◆ **Aim**: Gather up every line that includes the string "title".

Records about charts and figures
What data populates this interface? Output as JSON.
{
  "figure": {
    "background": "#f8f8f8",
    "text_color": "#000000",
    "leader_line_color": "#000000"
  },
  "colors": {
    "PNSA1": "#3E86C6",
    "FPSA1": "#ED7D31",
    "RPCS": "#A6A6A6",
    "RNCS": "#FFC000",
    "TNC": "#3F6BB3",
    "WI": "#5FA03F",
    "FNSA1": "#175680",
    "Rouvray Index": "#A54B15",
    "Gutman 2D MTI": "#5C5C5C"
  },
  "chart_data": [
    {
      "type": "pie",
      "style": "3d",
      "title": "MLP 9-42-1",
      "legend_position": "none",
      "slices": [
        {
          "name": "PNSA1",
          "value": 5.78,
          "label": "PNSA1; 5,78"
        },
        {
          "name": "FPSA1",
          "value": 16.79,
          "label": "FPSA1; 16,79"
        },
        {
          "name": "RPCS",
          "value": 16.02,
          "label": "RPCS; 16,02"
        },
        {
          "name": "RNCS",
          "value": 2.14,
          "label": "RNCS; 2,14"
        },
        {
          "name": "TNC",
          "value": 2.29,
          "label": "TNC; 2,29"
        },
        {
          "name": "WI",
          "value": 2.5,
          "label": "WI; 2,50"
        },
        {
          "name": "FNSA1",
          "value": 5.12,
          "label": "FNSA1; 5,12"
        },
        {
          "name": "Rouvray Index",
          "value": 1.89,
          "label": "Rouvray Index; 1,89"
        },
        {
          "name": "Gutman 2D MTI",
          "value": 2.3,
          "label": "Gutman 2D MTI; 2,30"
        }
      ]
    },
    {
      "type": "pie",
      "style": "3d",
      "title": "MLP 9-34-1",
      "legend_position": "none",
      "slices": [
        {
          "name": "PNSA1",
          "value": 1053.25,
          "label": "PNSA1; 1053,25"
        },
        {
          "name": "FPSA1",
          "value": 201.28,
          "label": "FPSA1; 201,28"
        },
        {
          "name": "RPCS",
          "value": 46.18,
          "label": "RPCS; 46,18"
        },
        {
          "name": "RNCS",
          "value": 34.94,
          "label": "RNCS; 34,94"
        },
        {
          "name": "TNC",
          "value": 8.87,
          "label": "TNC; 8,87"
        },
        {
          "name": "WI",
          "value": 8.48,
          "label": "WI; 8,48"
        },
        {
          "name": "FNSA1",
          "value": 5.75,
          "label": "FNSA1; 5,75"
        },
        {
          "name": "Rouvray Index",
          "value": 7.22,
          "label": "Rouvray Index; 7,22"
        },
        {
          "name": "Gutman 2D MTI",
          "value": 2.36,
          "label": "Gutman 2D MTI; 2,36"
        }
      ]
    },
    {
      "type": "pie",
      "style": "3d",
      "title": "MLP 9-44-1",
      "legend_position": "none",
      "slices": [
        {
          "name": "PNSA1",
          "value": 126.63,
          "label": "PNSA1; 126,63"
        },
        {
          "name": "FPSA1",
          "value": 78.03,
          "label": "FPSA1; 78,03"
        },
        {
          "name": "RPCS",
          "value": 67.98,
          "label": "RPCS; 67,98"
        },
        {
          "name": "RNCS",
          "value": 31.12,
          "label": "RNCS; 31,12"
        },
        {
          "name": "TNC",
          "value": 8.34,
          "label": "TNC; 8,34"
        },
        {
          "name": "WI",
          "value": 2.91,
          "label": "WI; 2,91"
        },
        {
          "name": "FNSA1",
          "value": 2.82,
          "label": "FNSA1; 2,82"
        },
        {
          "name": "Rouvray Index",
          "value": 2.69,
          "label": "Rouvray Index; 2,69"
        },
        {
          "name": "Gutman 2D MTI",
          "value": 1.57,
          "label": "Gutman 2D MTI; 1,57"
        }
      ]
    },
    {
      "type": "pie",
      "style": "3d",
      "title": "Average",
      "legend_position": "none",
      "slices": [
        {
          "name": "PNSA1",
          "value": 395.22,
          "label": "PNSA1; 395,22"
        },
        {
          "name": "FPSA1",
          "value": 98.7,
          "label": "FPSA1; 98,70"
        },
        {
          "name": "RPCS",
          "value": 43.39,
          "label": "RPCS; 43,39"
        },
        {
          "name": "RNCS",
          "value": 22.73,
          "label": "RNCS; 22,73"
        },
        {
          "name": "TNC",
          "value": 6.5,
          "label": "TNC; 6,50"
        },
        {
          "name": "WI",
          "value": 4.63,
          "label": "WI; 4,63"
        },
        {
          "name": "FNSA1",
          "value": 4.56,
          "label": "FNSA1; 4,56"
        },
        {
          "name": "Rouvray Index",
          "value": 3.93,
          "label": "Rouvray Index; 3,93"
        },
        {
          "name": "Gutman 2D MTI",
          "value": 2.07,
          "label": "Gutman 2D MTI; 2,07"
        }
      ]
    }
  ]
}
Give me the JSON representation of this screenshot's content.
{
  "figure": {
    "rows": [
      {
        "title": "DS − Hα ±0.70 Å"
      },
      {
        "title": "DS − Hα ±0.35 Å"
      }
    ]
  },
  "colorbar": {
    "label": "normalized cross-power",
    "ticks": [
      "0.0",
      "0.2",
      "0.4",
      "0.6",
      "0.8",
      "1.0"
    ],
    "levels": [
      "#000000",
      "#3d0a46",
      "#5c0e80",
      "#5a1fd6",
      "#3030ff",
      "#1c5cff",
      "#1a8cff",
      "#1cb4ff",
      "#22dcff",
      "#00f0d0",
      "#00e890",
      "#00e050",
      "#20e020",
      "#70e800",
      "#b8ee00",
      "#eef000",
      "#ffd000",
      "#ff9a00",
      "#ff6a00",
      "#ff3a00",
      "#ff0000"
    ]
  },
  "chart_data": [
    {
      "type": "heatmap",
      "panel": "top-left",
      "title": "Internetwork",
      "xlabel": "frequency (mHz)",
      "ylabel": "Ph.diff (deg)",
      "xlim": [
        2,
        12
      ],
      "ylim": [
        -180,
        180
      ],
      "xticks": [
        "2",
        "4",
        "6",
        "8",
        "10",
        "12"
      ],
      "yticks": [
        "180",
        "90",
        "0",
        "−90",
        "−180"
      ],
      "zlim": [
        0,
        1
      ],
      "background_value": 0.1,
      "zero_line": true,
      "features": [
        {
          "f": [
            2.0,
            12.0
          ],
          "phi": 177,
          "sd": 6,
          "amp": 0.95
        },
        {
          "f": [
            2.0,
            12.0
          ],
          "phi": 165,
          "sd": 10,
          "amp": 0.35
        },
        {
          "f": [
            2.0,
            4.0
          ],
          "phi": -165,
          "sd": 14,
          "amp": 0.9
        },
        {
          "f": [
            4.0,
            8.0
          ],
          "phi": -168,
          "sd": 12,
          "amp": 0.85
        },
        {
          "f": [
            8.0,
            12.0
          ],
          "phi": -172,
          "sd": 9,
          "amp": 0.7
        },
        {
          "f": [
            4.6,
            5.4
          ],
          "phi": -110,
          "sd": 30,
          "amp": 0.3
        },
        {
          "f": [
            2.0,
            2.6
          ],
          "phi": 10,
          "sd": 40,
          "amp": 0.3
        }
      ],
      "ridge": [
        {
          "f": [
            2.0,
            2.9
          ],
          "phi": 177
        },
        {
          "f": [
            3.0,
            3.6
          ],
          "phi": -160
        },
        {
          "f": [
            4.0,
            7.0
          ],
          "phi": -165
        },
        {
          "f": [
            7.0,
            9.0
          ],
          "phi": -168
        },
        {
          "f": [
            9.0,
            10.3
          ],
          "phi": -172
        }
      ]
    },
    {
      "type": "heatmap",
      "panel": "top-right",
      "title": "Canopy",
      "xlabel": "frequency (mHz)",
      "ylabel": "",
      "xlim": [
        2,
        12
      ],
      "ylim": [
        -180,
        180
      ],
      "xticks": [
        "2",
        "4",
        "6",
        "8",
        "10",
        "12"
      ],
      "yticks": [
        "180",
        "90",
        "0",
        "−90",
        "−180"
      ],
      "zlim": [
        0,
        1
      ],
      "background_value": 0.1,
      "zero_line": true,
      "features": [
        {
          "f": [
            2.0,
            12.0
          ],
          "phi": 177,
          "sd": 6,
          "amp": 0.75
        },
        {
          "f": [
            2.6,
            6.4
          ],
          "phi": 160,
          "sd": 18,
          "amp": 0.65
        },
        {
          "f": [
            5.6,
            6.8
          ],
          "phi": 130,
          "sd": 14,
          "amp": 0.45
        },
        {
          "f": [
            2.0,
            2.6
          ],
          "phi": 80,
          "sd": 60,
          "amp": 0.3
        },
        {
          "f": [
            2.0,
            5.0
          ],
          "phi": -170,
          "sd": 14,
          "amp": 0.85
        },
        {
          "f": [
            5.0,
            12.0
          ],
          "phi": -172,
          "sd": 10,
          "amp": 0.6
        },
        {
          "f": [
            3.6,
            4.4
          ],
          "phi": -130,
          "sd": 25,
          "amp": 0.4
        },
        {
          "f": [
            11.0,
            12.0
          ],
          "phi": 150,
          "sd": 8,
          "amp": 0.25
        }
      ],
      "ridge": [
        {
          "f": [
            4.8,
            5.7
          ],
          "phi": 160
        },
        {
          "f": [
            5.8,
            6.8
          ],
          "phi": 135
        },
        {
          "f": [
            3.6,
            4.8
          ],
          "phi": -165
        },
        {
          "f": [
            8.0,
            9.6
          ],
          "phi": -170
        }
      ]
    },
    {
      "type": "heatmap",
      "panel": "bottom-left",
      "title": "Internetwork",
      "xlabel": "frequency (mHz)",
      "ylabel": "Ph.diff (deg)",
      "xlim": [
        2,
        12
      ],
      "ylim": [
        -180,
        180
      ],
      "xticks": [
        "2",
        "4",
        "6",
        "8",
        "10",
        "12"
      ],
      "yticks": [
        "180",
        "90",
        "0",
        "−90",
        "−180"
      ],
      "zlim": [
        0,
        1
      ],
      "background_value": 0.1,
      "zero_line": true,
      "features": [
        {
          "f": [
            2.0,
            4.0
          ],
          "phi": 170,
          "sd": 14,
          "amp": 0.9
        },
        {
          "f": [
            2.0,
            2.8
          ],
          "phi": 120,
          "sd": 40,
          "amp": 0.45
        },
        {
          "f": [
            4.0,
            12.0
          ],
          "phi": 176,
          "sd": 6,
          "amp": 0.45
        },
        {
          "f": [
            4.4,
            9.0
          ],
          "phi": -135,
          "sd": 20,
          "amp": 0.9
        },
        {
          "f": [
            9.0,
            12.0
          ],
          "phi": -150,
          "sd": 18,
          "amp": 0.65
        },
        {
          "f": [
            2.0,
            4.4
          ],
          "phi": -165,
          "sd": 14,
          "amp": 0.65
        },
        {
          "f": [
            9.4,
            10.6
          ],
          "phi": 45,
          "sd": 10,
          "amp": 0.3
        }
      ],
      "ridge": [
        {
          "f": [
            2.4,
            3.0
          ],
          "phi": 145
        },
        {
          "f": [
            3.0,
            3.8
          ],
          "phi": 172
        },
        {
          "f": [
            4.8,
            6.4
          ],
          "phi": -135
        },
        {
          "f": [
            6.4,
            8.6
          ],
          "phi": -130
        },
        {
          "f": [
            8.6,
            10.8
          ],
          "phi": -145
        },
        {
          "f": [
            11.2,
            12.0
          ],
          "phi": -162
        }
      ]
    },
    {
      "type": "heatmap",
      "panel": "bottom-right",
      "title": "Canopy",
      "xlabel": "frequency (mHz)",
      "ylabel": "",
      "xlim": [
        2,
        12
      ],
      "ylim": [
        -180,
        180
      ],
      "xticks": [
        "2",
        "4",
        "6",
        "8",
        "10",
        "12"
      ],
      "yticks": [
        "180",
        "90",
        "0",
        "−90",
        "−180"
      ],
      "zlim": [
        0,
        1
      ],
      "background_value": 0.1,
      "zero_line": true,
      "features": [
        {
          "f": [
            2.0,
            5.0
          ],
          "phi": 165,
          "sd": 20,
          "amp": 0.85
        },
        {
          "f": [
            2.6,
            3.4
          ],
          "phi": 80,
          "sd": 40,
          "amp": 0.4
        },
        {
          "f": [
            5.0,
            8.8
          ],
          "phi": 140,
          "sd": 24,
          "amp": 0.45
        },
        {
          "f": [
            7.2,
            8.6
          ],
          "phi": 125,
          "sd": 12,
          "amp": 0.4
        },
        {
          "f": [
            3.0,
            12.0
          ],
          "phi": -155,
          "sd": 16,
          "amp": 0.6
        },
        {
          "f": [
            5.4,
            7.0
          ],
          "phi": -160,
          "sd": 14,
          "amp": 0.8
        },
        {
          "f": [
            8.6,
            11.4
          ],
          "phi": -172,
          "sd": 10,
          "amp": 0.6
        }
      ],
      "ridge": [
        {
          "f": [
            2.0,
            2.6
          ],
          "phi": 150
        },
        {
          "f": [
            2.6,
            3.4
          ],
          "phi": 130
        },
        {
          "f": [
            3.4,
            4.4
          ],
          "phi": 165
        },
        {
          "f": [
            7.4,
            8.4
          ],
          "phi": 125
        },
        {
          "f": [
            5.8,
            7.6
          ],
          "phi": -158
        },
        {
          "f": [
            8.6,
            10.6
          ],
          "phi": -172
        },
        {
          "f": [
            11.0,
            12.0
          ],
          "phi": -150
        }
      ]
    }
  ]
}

◆ **Output of the task**:
      "title": "MLP 9-42-1",
      "title": "MLP 9-34-1",
      "title": "MLP 9-44-1",
      "title": "Average",
        "title": "DS − Hα ±0.70 Å"
        "title": "DS − Hα ±0.35 Å"
      "title": "Internetwork",
      "title": "Canopy",
      "title": "Internetwork",
      "title": "Canopy",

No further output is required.